• _Instructions for the task_: The data must be written out once more, precisely as given.
+ + + + + + +
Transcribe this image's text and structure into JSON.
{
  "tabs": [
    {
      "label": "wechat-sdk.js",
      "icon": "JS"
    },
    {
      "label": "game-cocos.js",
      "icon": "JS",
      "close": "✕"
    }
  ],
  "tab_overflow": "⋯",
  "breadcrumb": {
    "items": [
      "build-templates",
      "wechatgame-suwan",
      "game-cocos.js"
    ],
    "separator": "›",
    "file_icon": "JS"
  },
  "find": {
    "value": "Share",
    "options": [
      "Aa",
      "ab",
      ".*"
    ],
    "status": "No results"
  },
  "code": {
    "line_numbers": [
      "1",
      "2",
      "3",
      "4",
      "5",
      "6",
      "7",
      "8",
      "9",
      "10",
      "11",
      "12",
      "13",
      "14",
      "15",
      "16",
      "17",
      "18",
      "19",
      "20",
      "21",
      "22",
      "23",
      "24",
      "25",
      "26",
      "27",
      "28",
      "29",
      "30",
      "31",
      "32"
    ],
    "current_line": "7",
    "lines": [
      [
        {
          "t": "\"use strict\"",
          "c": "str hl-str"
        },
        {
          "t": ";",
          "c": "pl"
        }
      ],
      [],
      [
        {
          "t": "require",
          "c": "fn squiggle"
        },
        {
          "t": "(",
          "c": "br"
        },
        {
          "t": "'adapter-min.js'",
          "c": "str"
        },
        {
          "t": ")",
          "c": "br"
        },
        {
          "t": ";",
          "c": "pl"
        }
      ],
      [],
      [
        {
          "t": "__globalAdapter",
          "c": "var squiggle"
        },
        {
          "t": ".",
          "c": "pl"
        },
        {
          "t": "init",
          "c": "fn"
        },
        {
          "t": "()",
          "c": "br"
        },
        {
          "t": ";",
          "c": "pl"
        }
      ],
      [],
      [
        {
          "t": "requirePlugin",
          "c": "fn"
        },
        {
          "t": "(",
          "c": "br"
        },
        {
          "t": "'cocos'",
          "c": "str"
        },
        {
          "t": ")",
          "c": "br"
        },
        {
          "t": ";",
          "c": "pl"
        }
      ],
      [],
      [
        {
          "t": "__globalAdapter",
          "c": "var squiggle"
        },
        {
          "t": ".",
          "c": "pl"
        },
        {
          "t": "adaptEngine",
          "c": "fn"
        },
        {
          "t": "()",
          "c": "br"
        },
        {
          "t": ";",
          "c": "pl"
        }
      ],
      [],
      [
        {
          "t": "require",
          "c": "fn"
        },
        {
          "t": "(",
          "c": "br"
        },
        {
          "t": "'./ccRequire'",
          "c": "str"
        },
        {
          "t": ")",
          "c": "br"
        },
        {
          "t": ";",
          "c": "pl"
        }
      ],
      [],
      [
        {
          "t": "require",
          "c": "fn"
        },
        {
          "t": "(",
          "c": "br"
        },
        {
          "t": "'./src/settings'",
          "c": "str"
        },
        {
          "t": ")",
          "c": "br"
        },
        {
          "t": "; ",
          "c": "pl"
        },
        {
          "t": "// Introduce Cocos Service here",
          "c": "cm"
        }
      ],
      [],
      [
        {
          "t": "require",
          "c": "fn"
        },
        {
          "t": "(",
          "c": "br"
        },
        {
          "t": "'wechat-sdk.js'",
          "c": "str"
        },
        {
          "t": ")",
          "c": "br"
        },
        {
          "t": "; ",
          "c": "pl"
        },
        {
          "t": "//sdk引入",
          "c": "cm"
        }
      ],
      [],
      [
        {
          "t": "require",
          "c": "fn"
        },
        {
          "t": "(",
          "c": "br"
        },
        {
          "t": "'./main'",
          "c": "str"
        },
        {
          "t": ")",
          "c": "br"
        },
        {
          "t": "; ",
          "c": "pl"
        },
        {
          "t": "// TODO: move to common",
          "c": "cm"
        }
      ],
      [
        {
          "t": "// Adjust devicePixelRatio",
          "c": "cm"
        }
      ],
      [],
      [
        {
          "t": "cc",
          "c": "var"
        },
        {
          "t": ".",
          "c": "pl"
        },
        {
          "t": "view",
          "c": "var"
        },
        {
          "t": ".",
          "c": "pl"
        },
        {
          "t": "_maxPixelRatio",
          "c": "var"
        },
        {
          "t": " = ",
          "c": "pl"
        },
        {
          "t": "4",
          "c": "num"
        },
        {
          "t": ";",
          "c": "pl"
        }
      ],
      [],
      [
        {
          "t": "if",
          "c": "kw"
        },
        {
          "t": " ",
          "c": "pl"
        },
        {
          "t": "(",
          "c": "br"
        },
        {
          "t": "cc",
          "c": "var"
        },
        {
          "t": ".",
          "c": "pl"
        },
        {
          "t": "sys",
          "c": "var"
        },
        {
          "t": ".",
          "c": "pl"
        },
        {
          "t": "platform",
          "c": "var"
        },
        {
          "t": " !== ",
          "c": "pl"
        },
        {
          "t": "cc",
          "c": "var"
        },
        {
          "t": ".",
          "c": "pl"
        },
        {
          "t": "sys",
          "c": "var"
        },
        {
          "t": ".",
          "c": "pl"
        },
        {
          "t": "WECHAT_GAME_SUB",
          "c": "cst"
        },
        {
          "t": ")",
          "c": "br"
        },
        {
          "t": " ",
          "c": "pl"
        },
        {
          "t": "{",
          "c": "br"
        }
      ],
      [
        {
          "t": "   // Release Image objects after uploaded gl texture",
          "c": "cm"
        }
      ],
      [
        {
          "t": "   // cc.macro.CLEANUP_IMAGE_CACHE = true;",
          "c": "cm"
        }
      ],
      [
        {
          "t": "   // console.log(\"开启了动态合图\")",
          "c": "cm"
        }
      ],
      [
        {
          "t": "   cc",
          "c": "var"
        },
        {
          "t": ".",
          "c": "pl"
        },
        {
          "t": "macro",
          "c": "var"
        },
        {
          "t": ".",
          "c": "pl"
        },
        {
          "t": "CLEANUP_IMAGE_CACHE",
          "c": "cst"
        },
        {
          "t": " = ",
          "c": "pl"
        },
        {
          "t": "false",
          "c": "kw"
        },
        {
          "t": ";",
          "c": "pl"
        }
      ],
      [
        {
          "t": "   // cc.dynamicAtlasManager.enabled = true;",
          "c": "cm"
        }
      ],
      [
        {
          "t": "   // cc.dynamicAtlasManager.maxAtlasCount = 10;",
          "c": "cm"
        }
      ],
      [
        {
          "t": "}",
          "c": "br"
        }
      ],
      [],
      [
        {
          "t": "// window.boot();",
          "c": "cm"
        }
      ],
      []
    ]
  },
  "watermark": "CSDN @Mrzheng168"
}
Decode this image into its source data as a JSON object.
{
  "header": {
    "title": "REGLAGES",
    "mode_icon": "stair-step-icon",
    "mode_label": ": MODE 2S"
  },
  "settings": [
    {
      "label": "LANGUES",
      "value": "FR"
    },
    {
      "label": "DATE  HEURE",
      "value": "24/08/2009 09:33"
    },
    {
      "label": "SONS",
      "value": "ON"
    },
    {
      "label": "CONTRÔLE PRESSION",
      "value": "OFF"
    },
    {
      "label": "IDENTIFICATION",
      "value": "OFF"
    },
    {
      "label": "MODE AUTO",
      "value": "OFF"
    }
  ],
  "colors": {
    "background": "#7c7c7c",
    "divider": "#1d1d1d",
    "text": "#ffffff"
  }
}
+ + + + + + +
• _Solution to this task_:
Transcribe this image's text and structure into JSON.
{
  "tabs": [
    {
      "label": "wechat-sdk.js",
      "icon": "JS"
    },
    {
      "label": "game-cocos.js",
      "icon": "JS",
      "close": "✕"
    }
  ],
  "tab_overflow": "⋯",
  "breadcrumb": {
    "items": [
      "build-templates",
      "wechatgame-suwan",
      "game-cocos.js"
    ],
    "separator": "›",
    "file_icon": "JS"
  },
  "find": {
    "value": "Share",
    "options": [
      "Aa",
      "ab",
      ".*"
    ],
    "status": "No results"
  },
  "code": {
    "line_numbers": [
      "1",
      "2",
      "3",
      "4",
      "5",
      "6",
      "7",
      "8",
      "9",
      "10",
      "11",
      "12",
      "13",
      "14",
      "15",
      "16",
      "17",
      "18",
      "19",
      "20",
      "21",
      "22",
      "23",
      "24",
      "25",
      "26",
      "27",
      "28",
      "29",
      "30",
      "31",
      "32"
    ],
    "current_line": "7",
    "lines": [
      [
        {
          "t": "\"use strict\"",
          "c": "str hl-str"
        },
        {
          "t": ";",
          "c": "pl"
        }
      ],
      [],
      [
        {
          "t": "require",
          "c": "fn squiggle"
        },
        {
          "t": "(",
          "c": "br"
        },
        {
          "t": "'adapter-min.js'",
          "c": "str"
        },
        {
          "t": ")",
          "c": "br"
        },
        {
          "t": ";",
          "c": "pl"
        }
      ],
      [],
      [
        {
          "t": "__globalAdapter",
          "c": "var squiggle"
        },
        {
          "t": ".",
          "c": "pl"
        },
        {
          "t": "init",
          "c": "fn"
        },
        {
          "t": "()",
          "c": "br"
        },
        {
          "t": ";",
          "c": "pl"
        }
      ],
      [],
      [
        {
          "t": "requirePlugin",
          "c": "fn"
        },
        {
          "t": "(",
          "c": "br"
        },
        {
          "t": "'cocos'",
          "c": "str"
        },
        {
          "t": ")",
          "c": "br"
        },
        {
          "t": ";",
          "c": "pl"
        }
      ],
      [],
      [
        {
          "t": "__globalAdapter",
          "c": "var squiggle"
        },
        {
          "t": ".",
          "c": "pl"
        },
        {
          "t": "adaptEngine",
          "c": "fn"
        },
        {
          "t": "()",
          "c": "br"
        },
        {
          "t": ";",
          "c": "pl"
        }
      ],
      [],
      [
        {
          "t": "require",
          "c": "fn"
        },
        {
          "t": "(",
          "c": "br"
        },
        {
          "t": "'./ccRequire'",
          "c": "str"
        },
        {
          "t": ")",
          "c": "br"
        },
        {
          "t": ";",
          "c": "pl"
        }
      ],
      [],
      [
        {
          "t": "require",
          "c": "fn"
        },
        {
          "t": "(",
          "c": "br"
        },
        {
          "t": "'./src/settings'",
          "c": "str"
        },
        {
          "t": ")",
          "c": "br"
        },
        {
          "t": "; ",
          "c": "pl"
        },
        {
          "t": "// Introduce Cocos Service here",
          "c": "cm"
        }
      ],
      [],
      [
        {
          "t": "require",
          "c": "fn"
        },
        {
          "t": "(",
          "c": "br"
        },
        {
          "t": "'wechat-sdk.js'",
          "c": "str"
        },
        {
          "t": ")",
          "c": "br"
        },
        {
          "t": "; ",
          "c": "pl"
        },
        {
          "t": "//sdk引入",
          "c": "cm"
        }
      ],
      [],
      [
        {
          "t": "require",
          "c": "fn"
        },
        {
          "t": "(",
          "c": "br"
        },
        {
          "t": "'./main'",
          "c": "str"
        },
        {
          "t": ")",
          "c": "br"
        },
        {
          "t": "; ",
          "c": "pl"
        },
        {
          "t": "// TODO: move to common",
          "c": "cm"
        }
      ],
      [
        {
          "t": "// Adjust devicePixelRatio",
          "c": "cm"
        }
      ],
      [],
      [
        {
          "t": "cc",
          "c": "var"
        },
        {
          "t": ".",
          "c": "pl"
        },
        {
          "t": "view",
          "c": "var"
        },
        {
          "t": ".",
          "c": "pl"
        },
        {
          "t": "_maxPixelRatio",
          "c": "var"
        },
        {
          "t": " = ",
          "c": "pl"
        },
        {
          "t": "4",
          "c": "num"
        },
        {
          "t": ";",
          "c": "pl"
        }
      ],
      [],
      [
        {
          "t": "if",
          "c": "kw"
        },
        {
          "t": " ",
          "c": "pl"
        },
        {
          "t": "(",
          "c": "br"
        },
        {
          "t": "cc",
          "c": "var"
        },
        {
          "t": ".",
          "c": "pl"
        },
        {
          "t": "sys",
          "c": "var"
        },
        {
          "t": ".",
          "c": "pl"
        },
        {
          "t": "platform",
          "c": "var"
        },
        {
          "t": " !== ",
          "c": "pl"
        },
        {
          "t": "cc",
          "c": "var"
        },
        {
          "t": ".",
          "c": "pl"
        },
        {
          "t": "sys",
          "c": "var"
        },
        {
          "t": ".",
          "c": "pl"
        },
        {
          "t": "WECHAT_GAME_SUB",
          "c": "cst"
        },
        {
          "t": ")",
          "c": "br"
        },
        {
          "t": " ",
          "c": "pl"
        },
        {
          "t": "{",
          "c": "br"
        }
      ],
      [
        {
          "t": "   // Release Image objects after uploaded gl texture",
          "c": "cm"
        }
      ],
      [
        {
          "t": "   // cc.macro.CLEANUP_IMAGE_CACHE = true;",
          "c": "cm"
        }
      ],
      [
        {
          "t": "   // console.log(\"开启了动态合图\")",
          "c": "cm"
        }
      ],
      [
        {
          "t": "   cc",
          "c": "var"
        },
        {
          "t": ".",
          "c": "pl"
        },
        {
          "t": "macro",
          "c": "var"
        },
        {
          "t": ".",
          "c": "pl"
        },
        {
          "t": "CLEANUP_IMAGE_CACHE",
          "c": "cst"
        },
        {
          "t": " = ",
          "c": "pl"
        },
        {
          "t": "false",
          "c": "kw"
        },
        {
          "t": ";",
          "c": "pl"
        }
      ],
      [
        {
          "t": "   // cc.dynamicAtlasManager.enabled = true;",
          "c": "cm"
        }
      ],
      [
        {
          "t": "   // cc.dynamicAtlasManager.maxAtlasCount = 10;",
          "c": "cm"
        }
      ],
      [
        {
          "t": "}",
          "c": "br"
        }
      ],
      [],
      [
        {
          "t": "// window.boot();",
          "c": "cm"
        }
      ],
      []
    ]
  },
  "watermark": "CSDN @Mrzheng168"
}
Decode this image into its source data as a JSON object.
{
  "header": {
    "title": "REGLAGES",
    "mode_icon": "stair-step-icon",
    "mode_label": ": MODE 2S"
  },
  "settings": [
    {
      "label": "LANGUES",
      "value": "FR"
    },
    {
      "label": "DATE  HEURE",
      "value": "24/08/2009 09:33"
    },
    {
      "label": "SONS",
      "value": "ON"
    },
    {
      "label": "CONTRÔLE PRESSION",
      "value": "OFF"
    },
    {
      "label": "IDENTIFICATION",
      "value": "OFF"
    },
    {
      "label": "MODE AUTO",
      "value": "OFF"
    }
  ],
  "colors": {
    "background": "#7c7c7c",
    "divider": "#1d1d1d",
    "text": "#ffffff"
  }
}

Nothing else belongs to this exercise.